• **Your goal**:
For the listing below, give the count of lines containing "supplantare", and no other text.

_ _ _ _ _ _ _

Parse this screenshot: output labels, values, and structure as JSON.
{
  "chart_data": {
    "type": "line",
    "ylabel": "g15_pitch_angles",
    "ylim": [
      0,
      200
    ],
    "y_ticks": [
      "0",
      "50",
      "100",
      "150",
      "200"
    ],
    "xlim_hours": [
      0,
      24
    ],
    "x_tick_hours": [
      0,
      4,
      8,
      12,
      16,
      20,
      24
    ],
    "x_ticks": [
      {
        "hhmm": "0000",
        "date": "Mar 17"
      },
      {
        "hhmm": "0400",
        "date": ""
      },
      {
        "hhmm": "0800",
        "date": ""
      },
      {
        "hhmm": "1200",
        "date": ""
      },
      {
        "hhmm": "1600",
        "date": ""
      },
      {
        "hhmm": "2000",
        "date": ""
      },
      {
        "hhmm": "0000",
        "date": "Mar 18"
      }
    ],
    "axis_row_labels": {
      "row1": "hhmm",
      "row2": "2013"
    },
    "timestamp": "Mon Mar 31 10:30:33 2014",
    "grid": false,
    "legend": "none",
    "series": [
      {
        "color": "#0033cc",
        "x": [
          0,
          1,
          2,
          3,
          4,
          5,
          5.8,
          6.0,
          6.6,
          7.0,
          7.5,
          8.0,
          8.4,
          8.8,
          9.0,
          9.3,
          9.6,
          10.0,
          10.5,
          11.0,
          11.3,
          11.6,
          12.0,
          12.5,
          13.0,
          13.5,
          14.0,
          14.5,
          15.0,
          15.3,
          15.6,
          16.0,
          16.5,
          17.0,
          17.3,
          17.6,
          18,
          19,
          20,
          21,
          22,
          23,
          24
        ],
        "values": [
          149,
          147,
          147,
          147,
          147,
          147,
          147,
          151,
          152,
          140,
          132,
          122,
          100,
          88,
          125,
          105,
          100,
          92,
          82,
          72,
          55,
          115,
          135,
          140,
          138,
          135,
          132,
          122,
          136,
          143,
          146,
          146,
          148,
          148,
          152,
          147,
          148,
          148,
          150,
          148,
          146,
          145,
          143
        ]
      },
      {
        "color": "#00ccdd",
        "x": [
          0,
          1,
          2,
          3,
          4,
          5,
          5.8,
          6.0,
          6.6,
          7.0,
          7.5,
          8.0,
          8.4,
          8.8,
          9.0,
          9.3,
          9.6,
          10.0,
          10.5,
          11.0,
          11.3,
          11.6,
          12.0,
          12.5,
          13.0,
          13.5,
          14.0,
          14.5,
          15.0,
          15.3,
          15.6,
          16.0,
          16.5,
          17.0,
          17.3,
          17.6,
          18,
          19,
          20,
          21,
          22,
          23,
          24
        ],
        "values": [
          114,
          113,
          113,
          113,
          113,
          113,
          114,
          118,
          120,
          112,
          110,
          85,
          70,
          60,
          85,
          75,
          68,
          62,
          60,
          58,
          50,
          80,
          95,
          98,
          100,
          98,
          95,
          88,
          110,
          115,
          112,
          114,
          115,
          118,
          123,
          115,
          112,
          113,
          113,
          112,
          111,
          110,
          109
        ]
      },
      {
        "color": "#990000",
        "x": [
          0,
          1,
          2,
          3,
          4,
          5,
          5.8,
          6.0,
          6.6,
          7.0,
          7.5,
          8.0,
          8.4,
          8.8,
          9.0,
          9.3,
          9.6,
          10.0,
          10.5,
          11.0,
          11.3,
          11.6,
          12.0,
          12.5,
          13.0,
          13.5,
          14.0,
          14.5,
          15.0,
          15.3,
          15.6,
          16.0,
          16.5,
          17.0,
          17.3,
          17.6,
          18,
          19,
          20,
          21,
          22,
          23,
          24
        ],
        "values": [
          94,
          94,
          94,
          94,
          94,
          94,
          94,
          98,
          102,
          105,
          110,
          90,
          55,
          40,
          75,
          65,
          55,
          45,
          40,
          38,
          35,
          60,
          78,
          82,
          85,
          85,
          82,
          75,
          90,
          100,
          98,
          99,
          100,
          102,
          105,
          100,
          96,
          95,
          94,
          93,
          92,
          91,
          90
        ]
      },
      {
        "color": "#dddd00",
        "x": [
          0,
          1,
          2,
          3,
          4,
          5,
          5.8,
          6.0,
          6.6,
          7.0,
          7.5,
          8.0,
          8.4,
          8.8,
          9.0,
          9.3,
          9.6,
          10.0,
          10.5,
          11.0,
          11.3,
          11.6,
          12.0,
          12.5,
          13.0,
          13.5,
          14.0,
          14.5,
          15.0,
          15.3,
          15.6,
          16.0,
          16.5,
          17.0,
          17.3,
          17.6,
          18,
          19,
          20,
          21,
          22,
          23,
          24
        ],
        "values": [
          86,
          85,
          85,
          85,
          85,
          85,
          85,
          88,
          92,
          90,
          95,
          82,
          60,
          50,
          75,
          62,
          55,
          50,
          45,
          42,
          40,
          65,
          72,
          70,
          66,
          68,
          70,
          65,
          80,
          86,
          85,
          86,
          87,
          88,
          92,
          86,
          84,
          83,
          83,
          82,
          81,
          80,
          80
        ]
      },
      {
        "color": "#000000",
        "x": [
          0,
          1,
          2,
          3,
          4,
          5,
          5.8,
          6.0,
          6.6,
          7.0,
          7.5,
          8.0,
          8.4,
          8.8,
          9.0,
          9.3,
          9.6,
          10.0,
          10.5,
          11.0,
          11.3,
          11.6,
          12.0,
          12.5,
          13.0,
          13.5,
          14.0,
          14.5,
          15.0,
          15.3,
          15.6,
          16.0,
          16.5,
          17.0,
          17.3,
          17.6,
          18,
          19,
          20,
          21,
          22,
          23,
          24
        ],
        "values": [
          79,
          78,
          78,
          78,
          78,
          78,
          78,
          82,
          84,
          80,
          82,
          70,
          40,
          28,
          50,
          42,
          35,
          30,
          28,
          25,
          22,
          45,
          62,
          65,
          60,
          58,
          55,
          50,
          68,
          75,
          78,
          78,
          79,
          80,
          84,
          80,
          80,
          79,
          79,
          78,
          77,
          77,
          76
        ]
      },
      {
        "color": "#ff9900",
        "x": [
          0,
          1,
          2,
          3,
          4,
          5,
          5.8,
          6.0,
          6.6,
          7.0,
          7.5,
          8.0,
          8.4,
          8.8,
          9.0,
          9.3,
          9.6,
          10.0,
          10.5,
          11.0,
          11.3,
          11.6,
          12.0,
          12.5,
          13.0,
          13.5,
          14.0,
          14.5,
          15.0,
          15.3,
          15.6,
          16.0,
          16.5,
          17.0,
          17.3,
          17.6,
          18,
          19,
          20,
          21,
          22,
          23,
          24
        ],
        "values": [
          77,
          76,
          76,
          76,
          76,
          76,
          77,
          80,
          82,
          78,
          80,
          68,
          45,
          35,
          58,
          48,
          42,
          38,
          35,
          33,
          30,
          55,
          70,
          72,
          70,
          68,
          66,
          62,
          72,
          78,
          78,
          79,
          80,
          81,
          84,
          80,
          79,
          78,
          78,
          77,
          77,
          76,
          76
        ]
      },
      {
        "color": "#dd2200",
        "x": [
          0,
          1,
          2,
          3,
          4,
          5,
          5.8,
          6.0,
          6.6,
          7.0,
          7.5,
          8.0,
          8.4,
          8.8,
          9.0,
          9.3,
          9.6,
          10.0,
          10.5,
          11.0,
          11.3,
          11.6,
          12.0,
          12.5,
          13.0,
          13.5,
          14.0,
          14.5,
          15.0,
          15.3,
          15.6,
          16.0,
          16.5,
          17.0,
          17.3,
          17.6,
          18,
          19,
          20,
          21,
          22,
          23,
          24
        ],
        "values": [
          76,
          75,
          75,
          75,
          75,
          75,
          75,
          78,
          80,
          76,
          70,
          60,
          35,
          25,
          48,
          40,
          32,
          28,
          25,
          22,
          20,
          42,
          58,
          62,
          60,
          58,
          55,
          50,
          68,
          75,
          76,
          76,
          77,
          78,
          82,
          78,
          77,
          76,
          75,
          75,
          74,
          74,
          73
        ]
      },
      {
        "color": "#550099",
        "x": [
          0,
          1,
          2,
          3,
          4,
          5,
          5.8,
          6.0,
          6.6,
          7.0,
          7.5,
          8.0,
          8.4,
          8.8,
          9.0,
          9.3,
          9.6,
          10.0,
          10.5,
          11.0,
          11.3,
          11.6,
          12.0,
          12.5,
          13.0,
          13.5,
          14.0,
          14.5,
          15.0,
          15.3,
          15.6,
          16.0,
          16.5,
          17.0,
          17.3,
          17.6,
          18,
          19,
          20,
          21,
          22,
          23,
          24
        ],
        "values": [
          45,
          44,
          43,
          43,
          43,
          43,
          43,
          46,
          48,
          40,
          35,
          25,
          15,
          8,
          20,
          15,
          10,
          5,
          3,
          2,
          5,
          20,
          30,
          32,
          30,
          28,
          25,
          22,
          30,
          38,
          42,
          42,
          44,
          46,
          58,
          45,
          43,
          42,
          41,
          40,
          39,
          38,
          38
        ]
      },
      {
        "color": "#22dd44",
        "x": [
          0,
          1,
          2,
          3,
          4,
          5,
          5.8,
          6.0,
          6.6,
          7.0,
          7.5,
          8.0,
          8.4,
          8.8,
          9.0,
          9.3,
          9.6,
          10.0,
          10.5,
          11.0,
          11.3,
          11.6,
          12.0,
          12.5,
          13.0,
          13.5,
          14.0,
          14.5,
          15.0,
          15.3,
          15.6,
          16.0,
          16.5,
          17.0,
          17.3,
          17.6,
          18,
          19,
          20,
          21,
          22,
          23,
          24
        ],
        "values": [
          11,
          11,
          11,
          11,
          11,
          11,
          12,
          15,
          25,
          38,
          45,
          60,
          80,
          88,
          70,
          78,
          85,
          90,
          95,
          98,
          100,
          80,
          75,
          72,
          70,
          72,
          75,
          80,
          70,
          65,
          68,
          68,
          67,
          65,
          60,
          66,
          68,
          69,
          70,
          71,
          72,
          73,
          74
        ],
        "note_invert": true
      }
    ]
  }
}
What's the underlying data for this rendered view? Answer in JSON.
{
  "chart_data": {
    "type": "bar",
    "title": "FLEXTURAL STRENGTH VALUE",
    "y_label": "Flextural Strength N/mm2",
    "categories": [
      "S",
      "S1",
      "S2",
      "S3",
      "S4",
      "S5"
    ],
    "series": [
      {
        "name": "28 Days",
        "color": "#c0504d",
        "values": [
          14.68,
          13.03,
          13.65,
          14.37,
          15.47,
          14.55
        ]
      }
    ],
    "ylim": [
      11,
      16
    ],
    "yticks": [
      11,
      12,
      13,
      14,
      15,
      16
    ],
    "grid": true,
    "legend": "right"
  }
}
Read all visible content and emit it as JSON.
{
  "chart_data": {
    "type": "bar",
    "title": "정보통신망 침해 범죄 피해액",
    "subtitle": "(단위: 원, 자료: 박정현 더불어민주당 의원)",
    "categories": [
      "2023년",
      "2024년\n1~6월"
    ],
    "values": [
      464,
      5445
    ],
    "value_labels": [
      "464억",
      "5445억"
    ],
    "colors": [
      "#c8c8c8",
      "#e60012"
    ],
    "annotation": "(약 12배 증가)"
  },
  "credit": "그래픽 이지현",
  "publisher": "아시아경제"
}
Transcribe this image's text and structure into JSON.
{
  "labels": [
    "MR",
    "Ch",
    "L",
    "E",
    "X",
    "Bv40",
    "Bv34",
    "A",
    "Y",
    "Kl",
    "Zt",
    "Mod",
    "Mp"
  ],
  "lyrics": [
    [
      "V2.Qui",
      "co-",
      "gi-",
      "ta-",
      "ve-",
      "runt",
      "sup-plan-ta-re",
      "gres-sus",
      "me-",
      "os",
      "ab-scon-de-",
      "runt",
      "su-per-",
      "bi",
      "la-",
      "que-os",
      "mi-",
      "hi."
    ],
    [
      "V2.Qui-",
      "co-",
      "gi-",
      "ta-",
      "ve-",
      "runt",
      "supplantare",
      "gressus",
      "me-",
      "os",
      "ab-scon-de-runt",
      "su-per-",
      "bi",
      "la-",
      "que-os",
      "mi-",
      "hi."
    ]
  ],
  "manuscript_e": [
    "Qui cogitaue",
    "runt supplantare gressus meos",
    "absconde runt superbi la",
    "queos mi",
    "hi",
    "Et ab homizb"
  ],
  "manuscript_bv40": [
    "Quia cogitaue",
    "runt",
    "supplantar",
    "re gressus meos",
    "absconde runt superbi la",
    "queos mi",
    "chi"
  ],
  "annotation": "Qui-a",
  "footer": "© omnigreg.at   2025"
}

_ _ _ _ _ _ _

• **Output for this exercise**:
2